╭──
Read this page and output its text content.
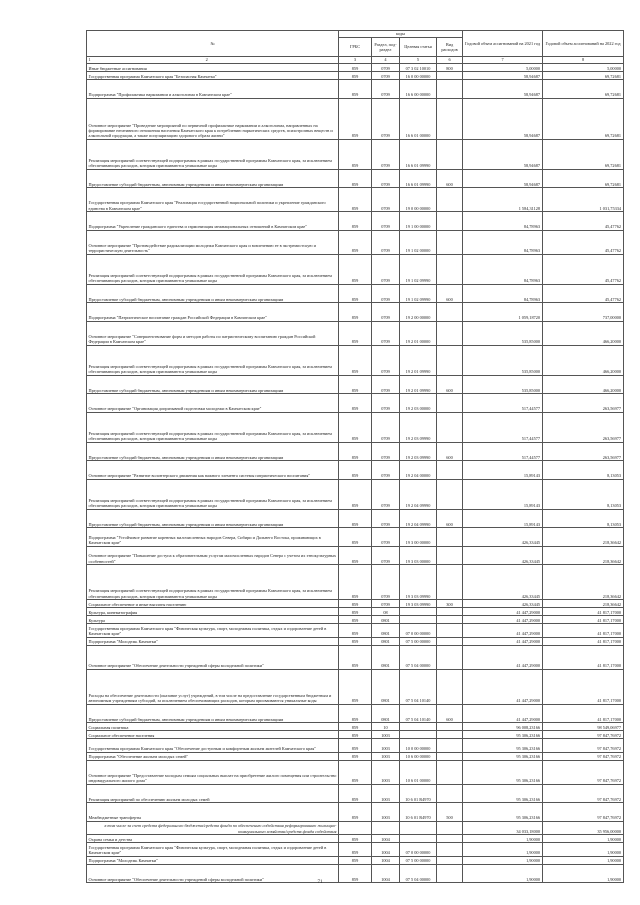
№	коды				Годовой объем ассигнований на 2021 год	Годовой объем ассигнований на 2022 год
	ГРБС	Раздел, под-раздел	Целевая статья	Вид расходов		
1 2	3	4	5	6	7	8
Иные бюджетные ассигнования	859	0709	07 3 02 10010	800	5,00000	5,00000
Государственная программа Камчатского края "Безопасная Камчатка"	859	0709	16 0 00 00000		58,94687	69,72681
Подпрограмма "Профилактика наркомании и алкоголизма в Камчатском крае"	859	0709	16 6 00 00000		58,94687	69,72681
Основное мероприятие "Проведение мероприятий по первичной профилактике наркомании и алкоголизма, направленных на формирование негативного отношения населения Камчатского края к потреблению наркотических средств, психотропных веществ и алкогольной продукции, а также популяризацию здорового образа жизни"	859	0709	16 6 01 00000		58,94687	69,72681
Реализация мероприятий соответствующей подпрограммы в рамках государственной программы Камчатского края, за исключением обеспечивающих расходов, которым присваиваются уникальные коды	859	0709	16 6 01 09990		58,94687	69,72681
Предоставление субсидий бюджетным, автономным учреждениям и иным некоммерческим организациям	859	0709	16 6 01 09990	600	58,94687	69,72681
Государственная программа Камчатского края "Реализация государственной национальной политики и укрепление гражданского единства в Камчатском крае"	859	0709	19 0 00 00000		1 584,31128	1 031,75334
Подпрограмма "Укрепление гражданского единства и гармонизация межнациональных отношений в Камчатском крае"	859	0709	19 1 00 00000		84,78963	45,47762
Основное мероприятие "Противодействие радикализации молодежи Камчатского края и вовлечению ее в экстремистскую и террористическую деятельность"	859	0709	19 1 02 00000		84,78963	45,47762
Реализация мероприятий соответствующей подпрограммы в рамках государственной программы Камчатского края, за исключением обеспечивающих расходов, которым присваиваются уникальные коды	859	0709	19 1 02 09990		84,78963	45,47762
Предоставление субсидий бюджетным, автономным учреждениям и иным некоммерческим организациям	859	0709	19 1 02 09990	600	84,78963	45,47762
Подпрограмма "Патриотическое воспитание граждан Российской Федерации в Камчатском крае"	859	0709	19 2 00 00000		1 059,18720	737,00000
Основное мероприятие "Совершенствование форм и методов работы по патриотическому воспитанию граждан Российской Федерации в Камчатском крае"	859	0709	19 2 01 00000		535,85000	466,20000
Реализация мероприятий соответствующей подпрограммы в рамках государственной программы Камчатского края, за исключением обеспечивающих расходов, которым присваиваются уникальные коды	859	0709	19 2 01 09990		535,85000	466,20000
Предоставление субсидий бюджетным, автономным учреждениям и иным некоммерческим организациям	859	0709	19 2 01 09990	600	535,85000	466,20000
Основное мероприятие "Организация допризывной подготовки молодежи в Камчатском крае"	859	0709	19 2 03 00000		517,44577	263,56977
Реализация мероприятий соответствующей подпрограммы в рамках государственной программы Камчатского края, за исключением обеспечивающих расходов, которым присваиваются уникальные коды	859	0709	19 2 03 09990		517,44577	263,56977
Предоставление субсидий бюджетным, автономным учреждениям и иным некоммерческим организациям	859	0709	19 2 03 09990	600	517,44577	263,56977
Основное мероприятие "Развитие волонтерского движения как важного элемента системы патриотического воспитания"	859	0709	19 2 04 00000		15,89143	8,13053
Реализация мероприятий соответствующей подпрограммы в рамках государственной программы Камчатского края, за исключением обеспечивающих расходов, которым присваиваются уникальные коды	859	0709	19 2 04 09990		15,89143	8,13053
Предоставление субсидий бюджетным, автономным учреждениям и иным некоммерческим организациям	859	0709	19 2 04 09990	600	15,89143	8,13053
Подпрограмма "Устойчивое развитие коренных малочисленных народов Севера, Сибири и Дальнего Востока, проживающих в Камчатском крае"	859	0709	19 3 00 00000		426,33445	218,36642
Основное мероприятие "Повышение доступа к образовательным услугам малочисленных народов Севера с учетом их этнокультурных особенностей"	859	0709	19 3 03 00000		426,33445	218,36642
Реализация мероприятий соответствующей подпрограммы в рамках государственной программы Камчатского края, за исключением обеспечивающих расходов, которым присваиваются уникальные коды	859	0709	19 3 03 09990		426,33445	218,36642
Социальное обеспечение и иные выплаты населению	859	0709	19 3 03 09990	300	426,33445	218,36642
Культура, кинематография	859	08			41 447,29000	41 817,17000
Культура	859	0801			41 447,29000	41 817,17000
Государственная программа Камчатского края "Физическая культура, спорт, молодежная политика, отдых и оздоровление детей в Камчатском крае"	859	0801	07 0 00 00000		41 447,29000	41 817,17000
Подпрограмма "Молодежь Камчатки"	859	0801	07 5 00 00000		41 447,29000	41 817,17000
Основное мероприятие "Обеспечение деятельности учреждений сферы молодежной политики"	859	0801	07 5 04 00000		41 447,29000	41 817,17000
Расходы на обеспечение деятельности (оказание услуг) учреждений, в том числе на предоставление государственным бюджетным и автономным учреждениям субсидий, за исключением обеспечивающих расходов, которым присваиваются уникальные коды	859	0801	07 5 04 10140		41 447,29000	41 817,17000
Предоставление субсидий бюджетным, автономным учреждениям и иным некоммерческим организациям	859	0801	07 5 04 10140	600	41 447,29000	41 817,17000
Социальная политика	859	10			96 008,23166	98 549,06977
Социальное обеспечение населения	859	1003			95 306,23166	97 847,76972
Государственная программа Камчатского края "Обеспечение доступным и комфортным жильем жителей Камчатского края"	859	1003	10 0 00 00000		95 306,23166	97 847,76972
Подпрограмма "Обеспечение жильем молодых семей"	859	1003	10 6 00 00000		95 306,23166	97 847,76972
Основное мероприятие "Предоставление молодым семьям социальных выплат на приобретение жилого помещения или строительство индивидуального жилого дома"	859	1003	10 6 01 00000		95 306,23166	97 847,76972
Реализация мероприятий по обеспечению жильем молодых семей	859	1003	10 6 01 R4970		95 306,23166	97 847,76972
Межбюджетные трансферты	859	1003	10 6 01 R4970	500	95 306,23166	97 847,76972
в том числе за счет средств федерального бюджета/средств фонда по обеспечению содействия реформированию жилищно-коммунального хозяйства/средств фонда содействия					34 033,18000	35 956,00000
Охрана семьи и детства	859	1004			1,90000	1,90000
Государственная программа Камчатского края "Физическая культура, спорт, молодежная политика, отдых и оздоровление детей в Камчатском крае"	859	1004	07 0 00 00000		1,90000	1,90000
Подпрограмма "Молодежь Камчатки"	859	1004	07 5 00 00000		1,90000	1,90000
Основное мероприятие "Обеспечение деятельности учреждений сферы молодежной политики"	859	1004	07 5 04 00000		1,90000	1,90000
71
╰──
■ Your task: Your task is to return the entries above exactly, with no pictures.

■ Output of the task:
Read this page and output its text content.
№	коды				Годовой объем ассигнований на 2021 год	Годовой объем ассигнований на 2022 год
	ГРБС	Раздел, под-раздел	Целевая статья	Вид расходов		
1 2	3	4	5	6	7	8
Иные бюджетные ассигнования	859	0709	07 3 02 10010	800	5,00000	5,00000
Государственная программа Камчатского края "Безопасная Камчатка"	859	0709	16 0 00 00000		58,94687	69,72681
Подпрограмма "Профилактика наркомании и алкоголизма в Камчатском крае"	859	0709	16 6 00 00000		58,94687	69,72681
Основное мероприятие "Проведение мероприятий по первичной профилактике наркомании и алкоголизма, направленных на формирование негативного отношения населения Камчатского края к потреблению наркотических средств, психотропных веществ и алкогольной продукции, а также популяризацию здорового образа жизни"	859	0709	16 6 01 00000		58,94687	69,72681
Реализация мероприятий соответствующей подпрограммы в рамках государственной программы Камчатского края, за исключением обеспечивающих расходов, которым присваиваются уникальные коды	859	0709	16 6 01 09990		58,94687	69,72681
Предоставление субсидий бюджетным, автономным учреждениям и иным некоммерческим организациям	859	0709	16 6 01 09990	600	58,94687	69,72681
Государственная программа Камчатского края "Реализация государственной национальной политики и укрепление гражданского единства в Камчатском крае"	859	0709	19 0 00 00000		1 584,31128	1 031,75334
Подпрограмма "Укрепление гражданского единства и гармонизация межнациональных отношений в Камчатском крае"	859	0709	19 1 00 00000		84,78963	45,47762
Основное мероприятие "Противодействие радикализации молодежи Камчатского края и вовлечению ее в экстремистскую и террористическую деятельность"	859	0709	19 1 02 00000		84,78963	45,47762
Реализация мероприятий соответствующей подпрограммы в рамках государственной программы Камчатского края, за исключением обеспечивающих расходов, которым присваиваются уникальные коды	859	0709	19 1 02 09990		84,78963	45,47762
Предоставление субсидий бюджетным, автономным учреждениям и иным некоммерческим организациям	859	0709	19 1 02 09990	600	84,78963	45,47762
Подпрограмма "Патриотическое воспитание граждан Российской Федерации в Камчатском крае"	859	0709	19 2 00 00000		1 059,18720	737,00000
Основное мероприятие "Совершенствование форм и методов работы по патриотическому воспитанию граждан Российской Федерации в Камчатском крае"	859	0709	19 2 01 00000		535,85000	466,20000
Реализация мероприятий соответствующей подпрограммы в рамках государственной программы Камчатского края, за исключением обеспечивающих расходов, которым присваиваются уникальные коды	859	0709	19 2 01 09990		535,85000	466,20000
Предоставление субсидий бюджетным, автономным учреждениям и иным некоммерческим организациям	859	0709	19 2 01 09990	600	535,85000	466,20000
Основное мероприятие "Организация допризывной подготовки молодежи в Камчатском крае"	859	0709	19 2 03 00000		517,44577	263,56977
Реализация мероприятий соответствующей подпрограммы в рамках государственной программы Камчатского края, за исключением обеспечивающих расходов, которым присваиваются уникальные коды	859	0709	19 2 03 09990		517,44577	263,56977
Предоставление субсидий бюджетным, автономным учреждениям и иным некоммерческим организациям	859	0709	19 2 03 09990	600	517,44577	263,56977
Основное мероприятие "Развитие волонтерского движения как важного элемента системы патриотического воспитания"	859	0709	19 2 04 00000		15,89143	8,13053
Реализация мероприятий соответствующей подпрограммы в рамках государственной программы Камчатского края, за исключением обеспечивающих расходов, которым присваиваются уникальные коды	859	0709	19 2 04 09990		15,89143	8,13053
Предоставление субсидий бюджетным, автономным учреждениям и иным некоммерческим организациям	859	0709	19 2 04 09990	600	15,89143	8,13053
Подпрограмма "Устойчивое развитие коренных малочисленных народов Севера, Сибири и Дальнего Востока, проживающих в Камчатском крае"	859	0709	19 3 00 00000		426,33445	218,36642
Основное мероприятие "Повышение доступа к образовательным услугам малочисленных народов Севера с учетом их этнокультурных особенностей"	859	0709	19 3 03 00000		426,33445	218,36642
Реализация мероприятий соответствующей подпрограммы в рамках государственной программы Камчатского края, за исключением обеспечивающих расходов, которым присваиваются уникальные коды	859	0709	19 3 03 09990		426,33445	218,36642
Социальное обеспечение и иные выплаты населению	859	0709	19 3 03 09990	300	426,33445	218,36642
Культура, кинематография	859	08			41 447,29000	41 817,17000
Культура	859	0801			41 447,29000	41 817,17000
Государственная программа Камчатского края "Физическая культура, спорт, молодежная политика, отдых и оздоровление детей в Камчатском крае"	859	0801	07 0 00 00000		41 447,29000	41 817,17000
Подпрограмма "Молодежь Камчатки"	859	0801	07 5 00 00000		41 447,29000	41 817,17000
Основное мероприятие "Обеспечение деятельности учреждений сферы молодежной политики"	859	0801	07 5 04 00000		41 447,29000	41 817,17000
Расходы на обеспечение деятельности (оказание услуг) учреждений, в том числе на предоставление государственным бюджетным и автономным учреждениям субсидий, за исключением обеспечивающих расходов, которым присваиваются уникальные коды	859	0801	07 5 04 10140		41 447,29000	41 817,17000
Предоставление субсидий бюджетным, автономным учреждениям и иным некоммерческим организациям	859	0801	07 5 04 10140	600	41 447,29000	41 817,17000
Социальная политика	859	10			96 008,23166	98 549,06977
Социальное обеспечение населения	859	1003			95 306,23166	97 847,76972
Государственная программа Камчатского края "Обеспечение доступным и комфортным жильем жителей Камчатского края"	859	1003	10 0 00 00000		95 306,23166	97 847,76972
Подпрограмма "Обеспечение жильем молодых семей"	859	1003	10 6 00 00000		95 306,23166	97 847,76972
Основное мероприятие "Предоставление молодым семьям социальных выплат на приобретение жилого помещения или строительство индивидуального жилого дома"	859	1003	10 6 01 00000		95 306,23166	97 847,76972
Реализация мероприятий по обеспечению жильем молодых семей	859	1003	10 6 01 R4970		95 306,23166	97 847,76972
Межбюджетные трансферты	859	1003	10 6 01 R4970	500	95 306,23166	97 847,76972
в том числе за счет средств федерального бюджета/средств фонда по обеспечению содействия реформированию жилищно-коммунального хозяйства/средств фонда содействия					34 033,18000	35 956,00000
Охрана семьи и детства	859	1004			1,90000	1,90000
Государственная программа Камчатского края "Физическая культура, спорт, молодежная политика, отдых и оздоровление детей в Камчатском крае"	859	1004	07 0 00 00000		1,90000	1,90000
Подпрограмма "Молодежь Камчатки"	859	1004	07 5 00 00000		1,90000	1,90000
Основное мероприятие "Обеспечение деятельности учреждений сферы молодежной политики"	859	1004	07 5 04 00000		1,90000	1,90000
71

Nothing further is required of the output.